• _Stated problem_
Copy every line of the data that includes the string "this".

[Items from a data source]
————
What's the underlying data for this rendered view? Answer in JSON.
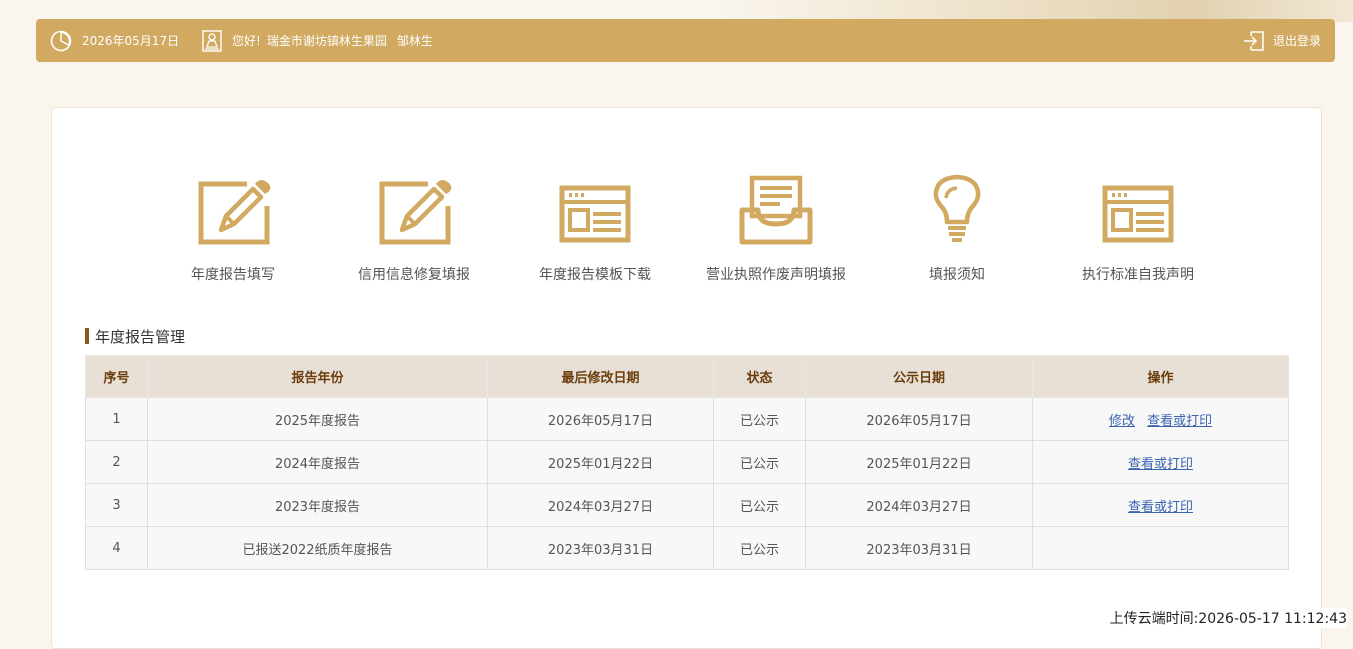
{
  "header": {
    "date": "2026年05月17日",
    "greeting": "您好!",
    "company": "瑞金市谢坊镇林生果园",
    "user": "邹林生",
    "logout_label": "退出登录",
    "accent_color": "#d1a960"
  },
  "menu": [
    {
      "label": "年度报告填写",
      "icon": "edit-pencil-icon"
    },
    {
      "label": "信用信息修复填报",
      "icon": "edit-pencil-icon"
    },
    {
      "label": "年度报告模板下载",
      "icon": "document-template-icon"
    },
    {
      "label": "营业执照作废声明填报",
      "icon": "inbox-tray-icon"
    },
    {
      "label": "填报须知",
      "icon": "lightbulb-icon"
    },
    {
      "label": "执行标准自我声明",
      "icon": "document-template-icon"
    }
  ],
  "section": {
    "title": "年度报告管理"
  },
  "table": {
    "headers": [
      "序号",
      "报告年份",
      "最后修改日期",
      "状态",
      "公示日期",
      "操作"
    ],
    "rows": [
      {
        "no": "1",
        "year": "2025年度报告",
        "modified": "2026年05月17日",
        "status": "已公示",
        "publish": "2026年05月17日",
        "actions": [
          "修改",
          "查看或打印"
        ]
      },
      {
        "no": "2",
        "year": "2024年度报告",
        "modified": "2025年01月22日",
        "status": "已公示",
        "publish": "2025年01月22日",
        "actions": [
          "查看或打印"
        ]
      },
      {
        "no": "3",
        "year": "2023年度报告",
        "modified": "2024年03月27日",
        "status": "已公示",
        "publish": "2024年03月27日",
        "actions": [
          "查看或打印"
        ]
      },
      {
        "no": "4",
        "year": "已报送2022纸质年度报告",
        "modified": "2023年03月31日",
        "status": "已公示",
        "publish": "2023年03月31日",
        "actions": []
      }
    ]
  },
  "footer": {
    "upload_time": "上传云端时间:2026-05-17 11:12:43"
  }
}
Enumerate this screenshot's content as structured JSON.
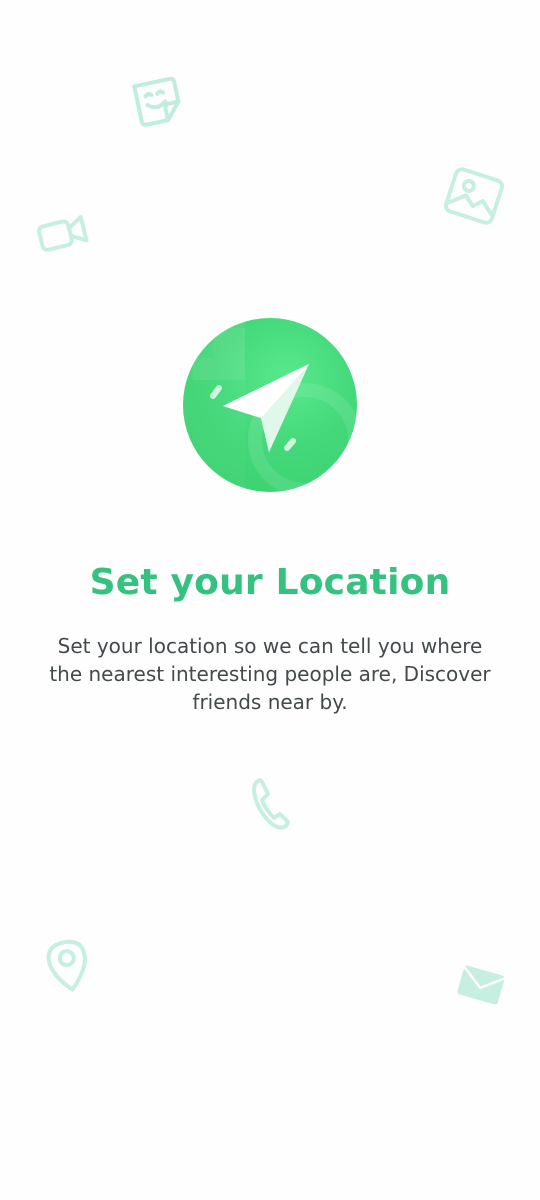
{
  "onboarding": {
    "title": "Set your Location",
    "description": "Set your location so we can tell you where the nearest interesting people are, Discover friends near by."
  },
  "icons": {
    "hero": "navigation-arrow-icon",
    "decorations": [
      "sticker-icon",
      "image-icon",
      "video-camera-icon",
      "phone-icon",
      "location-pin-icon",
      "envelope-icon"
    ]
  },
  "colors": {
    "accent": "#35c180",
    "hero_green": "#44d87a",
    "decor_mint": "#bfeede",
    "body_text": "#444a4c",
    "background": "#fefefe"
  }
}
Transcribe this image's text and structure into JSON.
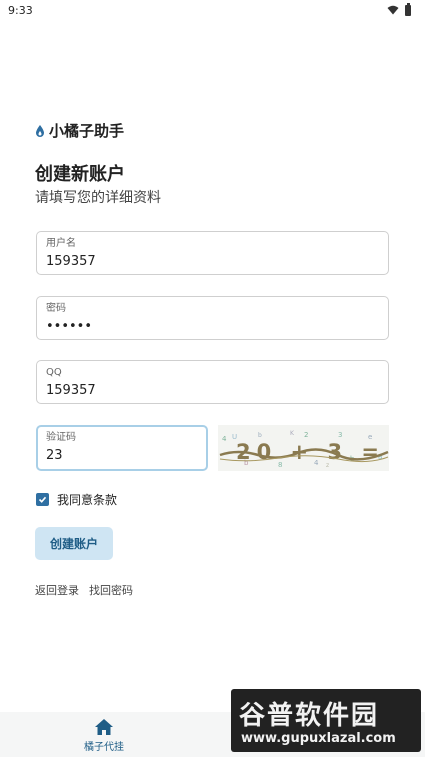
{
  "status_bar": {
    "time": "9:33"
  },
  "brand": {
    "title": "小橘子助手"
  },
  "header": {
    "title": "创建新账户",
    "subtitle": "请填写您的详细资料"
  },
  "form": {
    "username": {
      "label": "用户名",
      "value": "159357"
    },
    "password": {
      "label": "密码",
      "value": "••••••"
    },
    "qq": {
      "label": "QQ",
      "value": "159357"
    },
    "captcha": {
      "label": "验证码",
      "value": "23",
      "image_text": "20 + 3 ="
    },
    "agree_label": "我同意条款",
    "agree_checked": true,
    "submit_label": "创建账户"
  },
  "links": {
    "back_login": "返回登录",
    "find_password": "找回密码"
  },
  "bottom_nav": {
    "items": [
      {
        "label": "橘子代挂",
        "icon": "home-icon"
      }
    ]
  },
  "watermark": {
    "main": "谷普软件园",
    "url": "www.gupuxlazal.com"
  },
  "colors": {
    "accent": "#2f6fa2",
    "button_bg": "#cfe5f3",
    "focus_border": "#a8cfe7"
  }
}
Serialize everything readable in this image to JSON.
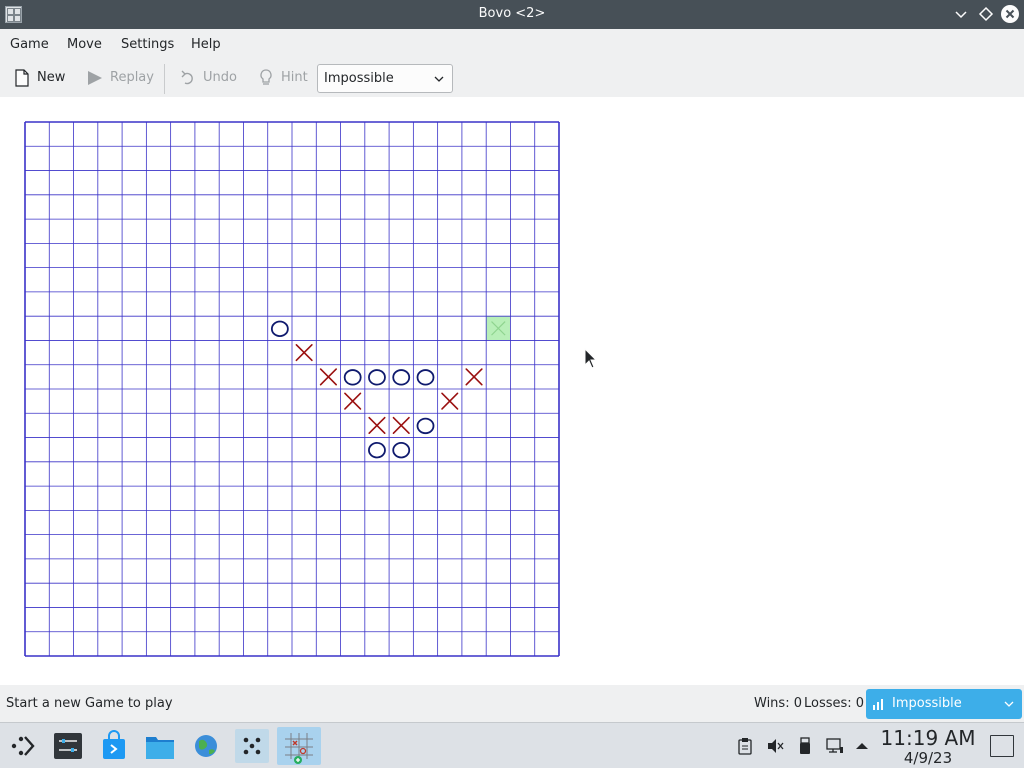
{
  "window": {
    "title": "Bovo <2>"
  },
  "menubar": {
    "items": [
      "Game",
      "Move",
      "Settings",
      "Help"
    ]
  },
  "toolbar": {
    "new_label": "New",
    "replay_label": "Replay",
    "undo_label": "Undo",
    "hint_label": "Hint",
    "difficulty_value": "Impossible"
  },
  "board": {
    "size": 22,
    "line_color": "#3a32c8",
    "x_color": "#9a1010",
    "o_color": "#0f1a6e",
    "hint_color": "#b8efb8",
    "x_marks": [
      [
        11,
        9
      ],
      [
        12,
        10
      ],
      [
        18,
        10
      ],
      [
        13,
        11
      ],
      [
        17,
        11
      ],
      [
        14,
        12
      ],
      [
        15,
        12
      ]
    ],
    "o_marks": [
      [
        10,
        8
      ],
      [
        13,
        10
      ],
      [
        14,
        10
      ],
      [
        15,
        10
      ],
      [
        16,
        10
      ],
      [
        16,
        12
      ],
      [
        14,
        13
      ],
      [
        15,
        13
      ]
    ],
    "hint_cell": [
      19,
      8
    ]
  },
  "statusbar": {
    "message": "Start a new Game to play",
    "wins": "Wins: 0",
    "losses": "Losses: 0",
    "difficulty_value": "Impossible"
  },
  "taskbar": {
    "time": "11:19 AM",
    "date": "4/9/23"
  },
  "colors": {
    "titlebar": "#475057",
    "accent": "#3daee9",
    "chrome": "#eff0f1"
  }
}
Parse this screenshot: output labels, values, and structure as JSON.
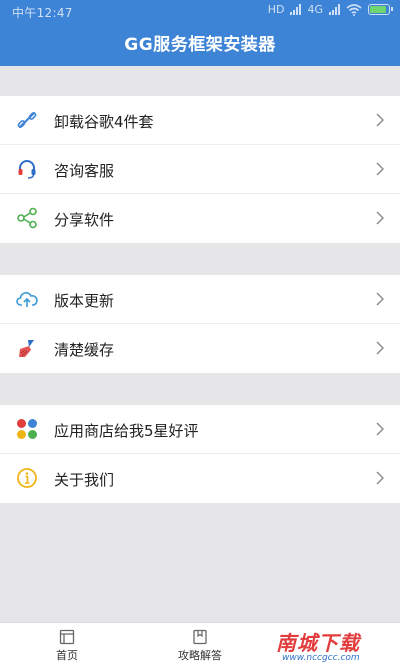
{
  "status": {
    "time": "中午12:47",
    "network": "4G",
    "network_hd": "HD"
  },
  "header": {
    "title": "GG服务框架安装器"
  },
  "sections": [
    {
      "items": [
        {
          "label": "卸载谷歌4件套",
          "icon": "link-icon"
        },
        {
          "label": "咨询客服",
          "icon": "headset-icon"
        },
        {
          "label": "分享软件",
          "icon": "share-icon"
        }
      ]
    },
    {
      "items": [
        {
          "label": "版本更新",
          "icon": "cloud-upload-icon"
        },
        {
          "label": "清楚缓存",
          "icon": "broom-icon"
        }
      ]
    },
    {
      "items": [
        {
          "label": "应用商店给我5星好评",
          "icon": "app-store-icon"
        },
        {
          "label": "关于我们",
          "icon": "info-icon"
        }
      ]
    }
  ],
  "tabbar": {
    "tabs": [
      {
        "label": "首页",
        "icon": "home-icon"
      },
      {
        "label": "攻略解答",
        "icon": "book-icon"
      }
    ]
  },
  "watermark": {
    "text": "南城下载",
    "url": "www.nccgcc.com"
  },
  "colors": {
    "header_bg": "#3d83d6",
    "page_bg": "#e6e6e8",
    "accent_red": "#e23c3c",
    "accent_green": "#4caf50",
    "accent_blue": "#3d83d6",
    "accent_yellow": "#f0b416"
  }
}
————
• _Complete response_
What's the underlying data for this rendered view? Answer in JSON.
Enumerate this screenshot's content as structured JSON.
Transcribe this image's text and structure into JSON.
Serialize everything readable in this image to JSON.
Parse this screenshot: output labels, values, and structure as JSON.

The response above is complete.